* **Exercise prompt**:
Count every line that has the word "this". Give the number, without anything more.

* **Material supplied**:
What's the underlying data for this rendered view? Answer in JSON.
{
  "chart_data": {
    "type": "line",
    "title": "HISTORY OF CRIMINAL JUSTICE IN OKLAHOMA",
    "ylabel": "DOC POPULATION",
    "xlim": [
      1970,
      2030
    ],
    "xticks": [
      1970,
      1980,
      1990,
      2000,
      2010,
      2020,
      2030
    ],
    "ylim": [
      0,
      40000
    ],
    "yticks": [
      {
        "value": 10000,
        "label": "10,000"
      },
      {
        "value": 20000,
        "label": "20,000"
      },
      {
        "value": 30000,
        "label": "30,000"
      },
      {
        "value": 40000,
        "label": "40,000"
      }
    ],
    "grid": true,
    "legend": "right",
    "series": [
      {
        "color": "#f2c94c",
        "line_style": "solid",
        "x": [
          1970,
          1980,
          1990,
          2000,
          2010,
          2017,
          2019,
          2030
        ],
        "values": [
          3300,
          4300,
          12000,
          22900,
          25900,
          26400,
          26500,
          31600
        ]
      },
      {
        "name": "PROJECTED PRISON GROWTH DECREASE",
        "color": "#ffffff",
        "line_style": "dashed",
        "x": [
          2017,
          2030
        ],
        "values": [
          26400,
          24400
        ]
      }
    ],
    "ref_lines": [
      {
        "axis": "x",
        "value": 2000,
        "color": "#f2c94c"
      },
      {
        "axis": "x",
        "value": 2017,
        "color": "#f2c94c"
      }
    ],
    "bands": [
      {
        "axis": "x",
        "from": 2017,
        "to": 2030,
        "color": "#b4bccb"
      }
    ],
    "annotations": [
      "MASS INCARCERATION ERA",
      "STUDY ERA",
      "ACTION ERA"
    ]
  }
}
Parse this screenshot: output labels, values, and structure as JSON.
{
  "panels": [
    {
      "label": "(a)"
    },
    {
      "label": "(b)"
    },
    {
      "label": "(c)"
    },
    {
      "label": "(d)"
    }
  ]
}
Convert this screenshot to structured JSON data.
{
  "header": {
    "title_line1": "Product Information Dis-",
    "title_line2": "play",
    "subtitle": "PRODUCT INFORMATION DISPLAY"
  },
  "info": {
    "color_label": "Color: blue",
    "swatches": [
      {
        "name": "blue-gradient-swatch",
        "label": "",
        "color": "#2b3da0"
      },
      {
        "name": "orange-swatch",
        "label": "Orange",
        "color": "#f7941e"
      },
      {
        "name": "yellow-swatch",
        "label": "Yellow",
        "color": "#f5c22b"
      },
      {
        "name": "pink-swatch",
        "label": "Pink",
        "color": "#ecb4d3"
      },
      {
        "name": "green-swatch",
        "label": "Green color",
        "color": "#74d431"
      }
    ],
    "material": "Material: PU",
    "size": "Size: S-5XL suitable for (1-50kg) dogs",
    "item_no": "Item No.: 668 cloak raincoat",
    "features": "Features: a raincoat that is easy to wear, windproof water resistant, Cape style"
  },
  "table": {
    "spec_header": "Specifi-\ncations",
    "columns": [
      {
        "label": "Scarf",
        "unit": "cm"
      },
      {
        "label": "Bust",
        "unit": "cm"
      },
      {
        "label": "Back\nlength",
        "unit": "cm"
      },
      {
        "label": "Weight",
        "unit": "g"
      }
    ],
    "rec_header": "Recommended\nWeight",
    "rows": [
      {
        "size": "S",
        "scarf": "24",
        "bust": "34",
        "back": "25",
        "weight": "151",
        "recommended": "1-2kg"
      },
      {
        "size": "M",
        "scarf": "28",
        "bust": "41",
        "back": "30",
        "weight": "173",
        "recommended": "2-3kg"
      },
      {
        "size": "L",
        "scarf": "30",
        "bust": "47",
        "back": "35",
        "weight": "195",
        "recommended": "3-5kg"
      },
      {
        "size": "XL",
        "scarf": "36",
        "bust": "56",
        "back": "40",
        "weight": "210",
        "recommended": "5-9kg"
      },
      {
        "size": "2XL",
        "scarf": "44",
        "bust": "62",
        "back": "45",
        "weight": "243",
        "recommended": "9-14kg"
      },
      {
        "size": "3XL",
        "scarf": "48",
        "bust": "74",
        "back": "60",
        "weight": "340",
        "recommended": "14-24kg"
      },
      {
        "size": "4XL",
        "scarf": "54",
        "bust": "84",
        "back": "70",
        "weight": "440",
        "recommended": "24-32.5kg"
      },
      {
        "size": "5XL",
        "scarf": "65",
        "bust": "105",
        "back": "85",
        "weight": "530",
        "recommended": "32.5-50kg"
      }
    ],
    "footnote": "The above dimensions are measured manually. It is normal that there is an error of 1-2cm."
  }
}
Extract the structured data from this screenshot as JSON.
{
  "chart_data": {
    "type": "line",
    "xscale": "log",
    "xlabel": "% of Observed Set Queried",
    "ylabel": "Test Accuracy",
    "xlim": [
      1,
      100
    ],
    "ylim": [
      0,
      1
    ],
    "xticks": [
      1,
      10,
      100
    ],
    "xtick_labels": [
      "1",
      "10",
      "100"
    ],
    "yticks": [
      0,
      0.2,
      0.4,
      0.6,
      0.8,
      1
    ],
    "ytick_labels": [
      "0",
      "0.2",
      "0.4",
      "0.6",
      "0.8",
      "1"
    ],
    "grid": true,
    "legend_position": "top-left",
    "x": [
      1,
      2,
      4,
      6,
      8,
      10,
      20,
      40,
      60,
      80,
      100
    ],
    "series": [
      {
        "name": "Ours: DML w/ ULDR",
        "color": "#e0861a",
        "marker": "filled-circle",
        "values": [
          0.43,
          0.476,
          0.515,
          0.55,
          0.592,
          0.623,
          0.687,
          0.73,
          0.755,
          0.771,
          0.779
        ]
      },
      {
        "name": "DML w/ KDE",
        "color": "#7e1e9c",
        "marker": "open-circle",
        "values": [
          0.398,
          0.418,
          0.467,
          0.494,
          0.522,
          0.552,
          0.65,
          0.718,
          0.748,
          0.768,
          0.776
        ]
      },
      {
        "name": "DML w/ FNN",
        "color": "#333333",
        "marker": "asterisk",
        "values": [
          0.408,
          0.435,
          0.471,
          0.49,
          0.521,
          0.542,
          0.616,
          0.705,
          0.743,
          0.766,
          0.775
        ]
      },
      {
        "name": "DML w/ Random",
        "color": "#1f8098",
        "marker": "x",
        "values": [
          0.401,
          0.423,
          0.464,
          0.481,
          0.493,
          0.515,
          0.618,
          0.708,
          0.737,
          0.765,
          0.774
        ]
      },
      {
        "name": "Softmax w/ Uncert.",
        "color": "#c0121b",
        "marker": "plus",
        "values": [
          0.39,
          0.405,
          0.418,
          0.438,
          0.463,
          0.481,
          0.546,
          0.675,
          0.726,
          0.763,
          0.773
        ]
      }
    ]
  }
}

* **Final result**:
4